:: REQUEST ::
Restate the material word for word and leave out anything that is a picture.

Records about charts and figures

|---|

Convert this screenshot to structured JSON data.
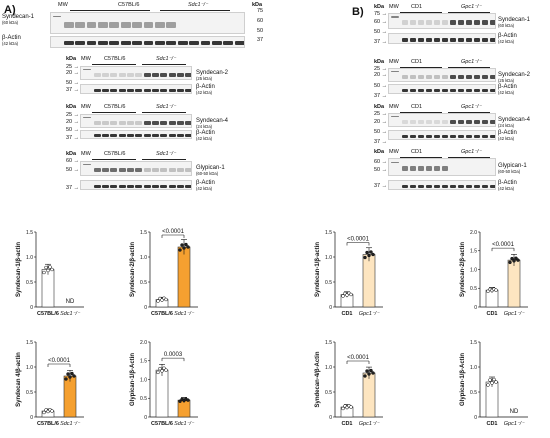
{
  "figure": {
    "panel_a": {
      "label": "A)",
      "blots": [
        {
          "mw": "kDa",
          "header_left": "C57BL/6",
          "header_right": "Sdc1⁻/⁻",
          "header_mw": "MW",
          "target": "Syndecan-1",
          "target_kda": "(60 kDa)",
          "actin": "β-Actin",
          "actin_kda": "(42 kDa)",
          "ticks": [
            "75",
            "60",
            "50",
            "37"
          ],
          "mw_col": "MW"
        },
        {
          "mw": "kDa",
          "header_left": "C57BL/6",
          "header_right": "Sdc1⁻/⁻",
          "header_mw": "MW",
          "target": "Syndecan-2",
          "target_kda": "(25 kDa)",
          "actin": "β-Actin",
          "actin_kda": "(42 kDa)",
          "ticks": [
            "25",
            "20",
            "50",
            "37"
          ]
        },
        {
          "mw": "kDa",
          "header_left": "C57BL/6",
          "header_right": "Sdc1⁻/⁻",
          "header_mw": "MW",
          "target": "Syndecan-4",
          "target_kda": "(24 kDa)",
          "actin": "β-Actin",
          "actin_kda": "(42 kDa)",
          "ticks": [
            "25",
            "20",
            "50",
            "37"
          ]
        },
        {
          "mw": "kDa",
          "header_left": "C57BL/6",
          "header_right": "Sdc1⁻/⁻",
          "header_mw": "MW",
          "target": "Glypican-1",
          "target_kda": "(60-50 kDa)",
          "actin": "β-Actin",
          "actin_kda": "(42 kDa)",
          "ticks": [
            "60",
            "50",
            "37"
          ]
        }
      ]
    },
    "panel_b": {
      "label": "B)",
      "blots": [
        {
          "mw": "kDa",
          "header_left": "CD1",
          "header_right": "Gpc1⁻/⁻",
          "header_mw": "MW",
          "target": "Syndecan-1",
          "target_kda": "(60 kDa)",
          "actin": "β-Actin",
          "actin_kda": "(42 kDa)",
          "ticks": [
            "75",
            "60",
            "50",
            "37"
          ]
        },
        {
          "mw": "kDa",
          "header_left": "CD1",
          "header_right": "Gpc1⁻/⁻",
          "header_mw": "MW",
          "target": "Syndecan-2",
          "target_kda": "(25 kDa)",
          "actin": "β-Actin",
          "actin_kda": "(42 kDa)",
          "ticks": [
            "25",
            "20",
            "50",
            "37"
          ]
        },
        {
          "mw": "kDa",
          "header_left": "CD1",
          "header_right": "Gpc1⁻/⁻",
          "header_mw": "MW",
          "target": "Syndecan-4",
          "target_kda": "(24 kDa)",
          "actin": "β-Actin",
          "actin_kda": "(42 kDa)",
          "ticks": [
            "25",
            "20",
            "50",
            "37"
          ]
        },
        {
          "mw": "kDa",
          "header_left": "CD1",
          "header_right": "Gpc1⁻/⁻",
          "header_mw": "MW",
          "target": "Glypican-1",
          "target_kda": "(60-50 kDa)",
          "actin": "β-Actin",
          "actin_kda": "(42 kDa)",
          "ticks": [
            "60",
            "50",
            "37"
          ]
        }
      ]
    }
  },
  "chart_data": [
    {
      "type": "bar",
      "panel": "A",
      "ylabel": "Syndecan-1/β-actin",
      "categories": [
        "C57BL/6",
        "Sdc1⁻/⁻"
      ],
      "values": [
        0.75,
        null
      ],
      "annotation": "ND",
      "ylim": [
        0,
        1.5
      ],
      "yticks": [
        "0",
        "0.5",
        "1.0",
        "1.5"
      ],
      "colors": [
        "#ffffff",
        "#f5a030"
      ]
    },
    {
      "type": "bar",
      "panel": "A",
      "ylabel": "Syndecan-2/β-actin",
      "categories": [
        "C57BL/6",
        "Sdc1⁻/⁻"
      ],
      "values": [
        0.15,
        1.2
      ],
      "annotation": "<0.0001",
      "ylim": [
        0,
        1.5
      ],
      "yticks": [
        "0",
        "0.5",
        "1.0",
        "1.5"
      ],
      "colors": [
        "#ffffff",
        "#f5a030"
      ]
    },
    {
      "type": "bar",
      "panel": "A",
      "ylabel": "Syndecan 4/β-actin",
      "categories": [
        "C57BL/6",
        "Sdc1⁻/⁻"
      ],
      "values": [
        0.12,
        0.82
      ],
      "annotation": "<0.0001",
      "ylim": [
        0,
        1.5
      ],
      "yticks": [
        "0",
        "0.5",
        "1.0",
        "1.5"
      ],
      "colors": [
        "#ffffff",
        "#f5a030"
      ]
    },
    {
      "type": "bar",
      "panel": "A",
      "ylabel": "Glypican-1/β-Actin",
      "categories": [
        "C57BL/6",
        "Sdc1⁻/⁻"
      ],
      "values": [
        1.25,
        0.45
      ],
      "annotation": "0.0003",
      "ylim": [
        0,
        2.0
      ],
      "yticks": [
        "0",
        "0.5",
        "1.0",
        "1.5",
        "2.0"
      ],
      "colors": [
        "#ffffff",
        "#f5a030"
      ]
    },
    {
      "type": "bar",
      "panel": "B",
      "ylabel": "Syndecan-1/β-actin",
      "categories": [
        "CD1",
        "Gpc1⁻/⁻"
      ],
      "values": [
        0.25,
        1.05
      ],
      "annotation": "<0.0001",
      "ylim": [
        0,
        1.5
      ],
      "yticks": [
        "0",
        "0.5",
        "1.0",
        "1.5"
      ],
      "colors": [
        "#ffffff",
        "#fde5c0"
      ]
    },
    {
      "type": "bar",
      "panel": "B",
      "ylabel": "Syndecan-2/β-actin",
      "categories": [
        "CD1",
        "Gpc1⁻/⁻"
      ],
      "values": [
        0.45,
        1.25
      ],
      "annotation": "<0.0001",
      "ylim": [
        0,
        2.0
      ],
      "yticks": [
        "0",
        "0.5",
        "1.0",
        "1.5",
        "2.0"
      ],
      "colors": [
        "#ffffff",
        "#fde5c0"
      ]
    },
    {
      "type": "bar",
      "panel": "B",
      "ylabel": "Syndecan-4/β-Actin",
      "categories": [
        "CD1",
        "Gpc1⁻/⁻"
      ],
      "values": [
        0.2,
        0.88
      ],
      "annotation": "<0.0001",
      "ylim": [
        0,
        1.5
      ],
      "yticks": [
        "0",
        "0.5",
        "1.0",
        "1.5"
      ],
      "colors": [
        "#ffffff",
        "#fde5c0"
      ]
    },
    {
      "type": "bar",
      "panel": "B",
      "ylabel": "Glypican-1/β-Actin",
      "categories": [
        "CD1",
        "Gpc1⁻/⁻"
      ],
      "values": [
        0.7,
        null
      ],
      "annotation": "ND",
      "ylim": [
        0,
        1.5
      ],
      "yticks": [
        "0",
        "0.5",
        "1.0",
        "1.5"
      ],
      "colors": [
        "#ffffff",
        "#fde5c0"
      ]
    }
  ]
}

|---|

:: THE OUTPUT ::
Convert this screenshot to structured JSON data.
{
  "figure": {
    "panel_a": {
      "label": "A)",
      "blots": [
        {
          "mw": "kDa",
          "header_left": "C57BL/6",
          "header_right": "Sdc1⁻/⁻",
          "header_mw": "MW",
          "target": "Syndecan-1",
          "target_kda": "(60 kDa)",
          "actin": "β-Actin",
          "actin_kda": "(42 kDa)",
          "ticks": [
            "75",
            "60",
            "50",
            "37"
          ],
          "mw_col": "MW"
        },
        {
          "mw": "kDa",
          "header_left": "C57BL/6",
          "header_right": "Sdc1⁻/⁻",
          "header_mw": "MW",
          "target": "Syndecan-2",
          "target_kda": "(25 kDa)",
          "actin": "β-Actin",
          "actin_kda": "(42 kDa)",
          "ticks": [
            "25",
            "20",
            "50",
            "37"
          ]
        },
        {
          "mw": "kDa",
          "header_left": "C57BL/6",
          "header_right": "Sdc1⁻/⁻",
          "header_mw": "MW",
          "target": "Syndecan-4",
          "target_kda": "(24 kDa)",
          "actin": "β-Actin",
          "actin_kda": "(42 kDa)",
          "ticks": [
            "25",
            "20",
            "50",
            "37"
          ]
        },
        {
          "mw": "kDa",
          "header_left": "C57BL/6",
          "header_right": "Sdc1⁻/⁻",
          "header_mw": "MW",
          "target": "Glypican-1",
          "target_kda": "(60-50 kDa)",
          "actin": "β-Actin",
          "actin_kda": "(42 kDa)",
          "ticks": [
            "60",
            "50",
            "37"
          ]
        }
      ]
    },
    "panel_b": {
      "label": "B)",
      "blots": [
        {
          "mw": "kDa",
          "header_left": "CD1",
          "header_right": "Gpc1⁻/⁻",
          "header_mw": "MW",
          "target": "Syndecan-1",
          "target_kda": "(60 kDa)",
          "actin": "β-Actin",
          "actin_kda": "(42 kDa)",
          "ticks": [
            "75",
            "60",
            "50",
            "37"
          ]
        },
        {
          "mw": "kDa",
          "header_left": "CD1",
          "header_right": "Gpc1⁻/⁻",
          "header_mw": "MW",
          "target": "Syndecan-2",
          "target_kda": "(25 kDa)",
          "actin": "β-Actin",
          "actin_kda": "(42 kDa)",
          "ticks": [
            "25",
            "20",
            "50",
            "37"
          ]
        },
        {
          "mw": "kDa",
          "header_left": "CD1",
          "header_right": "Gpc1⁻/⁻",
          "header_mw": "MW",
          "target": "Syndecan-4",
          "target_kda": "(24 kDa)",
          "actin": "β-Actin",
          "actin_kda": "(42 kDa)",
          "ticks": [
            "25",
            "20",
            "50",
            "37"
          ]
        },
        {
          "mw": "kDa",
          "header_left": "CD1",
          "header_right": "Gpc1⁻/⁻",
          "header_mw": "MW",
          "target": "Glypican-1",
          "target_kda": "(60-50 kDa)",
          "actin": "β-Actin",
          "actin_kda": "(42 kDa)",
          "ticks": [
            "60",
            "50",
            "37"
          ]
        }
      ]
    }
  },
  "chart_data": [
    {
      "type": "bar",
      "panel": "A",
      "ylabel": "Syndecan-1/β-actin",
      "categories": [
        "C57BL/6",
        "Sdc1⁻/⁻"
      ],
      "values": [
        0.75,
        null
      ],
      "annotation": "ND",
      "ylim": [
        0,
        1.5
      ],
      "yticks": [
        "0",
        "0.5",
        "1.0",
        "1.5"
      ],
      "colors": [
        "#ffffff",
        "#f5a030"
      ]
    },
    {
      "type": "bar",
      "panel": "A",
      "ylabel": "Syndecan-2/β-actin",
      "categories": [
        "C57BL/6",
        "Sdc1⁻/⁻"
      ],
      "values": [
        0.15,
        1.2
      ],
      "annotation": "<0.0001",
      "ylim": [
        0,
        1.5
      ],
      "yticks": [
        "0",
        "0.5",
        "1.0",
        "1.5"
      ],
      "colors": [
        "#ffffff",
        "#f5a030"
      ]
    },
    {
      "type": "bar",
      "panel": "A",
      "ylabel": "Syndecan 4/β-actin",
      "categories": [
        "C57BL/6",
        "Sdc1⁻/⁻"
      ],
      "values": [
        0.12,
        0.82
      ],
      "annotation": "<0.0001",
      "ylim": [
        0,
        1.5
      ],
      "yticks": [
        "0",
        "0.5",
        "1.0",
        "1.5"
      ],
      "colors": [
        "#ffffff",
        "#f5a030"
      ]
    },
    {
      "type": "bar",
      "panel": "A",
      "ylabel": "Glypican-1/β-Actin",
      "categories": [
        "C57BL/6",
        "Sdc1⁻/⁻"
      ],
      "values": [
        1.25,
        0.45
      ],
      "annotation": "0.0003",
      "ylim": [
        0,
        2.0
      ],
      "yticks": [
        "0",
        "0.5",
        "1.0",
        "1.5",
        "2.0"
      ],
      "colors": [
        "#ffffff",
        "#f5a030"
      ]
    },
    {
      "type": "bar",
      "panel": "B",
      "ylabel": "Syndecan-1/β-actin",
      "categories": [
        "CD1",
        "Gpc1⁻/⁻"
      ],
      "values": [
        0.25,
        1.05
      ],
      "annotation": "<0.0001",
      "ylim": [
        0,
        1.5
      ],
      "yticks": [
        "0",
        "0.5",
        "1.0",
        "1.5"
      ],
      "colors": [
        "#ffffff",
        "#fde5c0"
      ]
    },
    {
      "type": "bar",
      "panel": "B",
      "ylabel": "Syndecan-2/β-actin",
      "categories": [
        "CD1",
        "Gpc1⁻/⁻"
      ],
      "values": [
        0.45,
        1.25
      ],
      "annotation": "<0.0001",
      "ylim": [
        0,
        2.0
      ],
      "yticks": [
        "0",
        "0.5",
        "1.0",
        "1.5",
        "2.0"
      ],
      "colors": [
        "#ffffff",
        "#fde5c0"
      ]
    },
    {
      "type": "bar",
      "panel": "B",
      "ylabel": "Syndecan-4/β-Actin",
      "categories": [
        "CD1",
        "Gpc1⁻/⁻"
      ],
      "values": [
        0.2,
        0.88
      ],
      "annotation": "<0.0001",
      "ylim": [
        0,
        1.5
      ],
      "yticks": [
        "0",
        "0.5",
        "1.0",
        "1.5"
      ],
      "colors": [
        "#ffffff",
        "#fde5c0"
      ]
    },
    {
      "type": "bar",
      "panel": "B",
      "ylabel": "Glypican-1/β-Actin",
      "categories": [
        "CD1",
        "Gpc1⁻/⁻"
      ],
      "values": [
        0.7,
        null
      ],
      "annotation": "ND",
      "ylim": [
        0,
        1.5
      ],
      "yticks": [
        "0",
        "0.5",
        "1.0",
        "1.5"
      ],
      "colors": [
        "#ffffff",
        "#fde5c0"
      ]
    }
  ]
}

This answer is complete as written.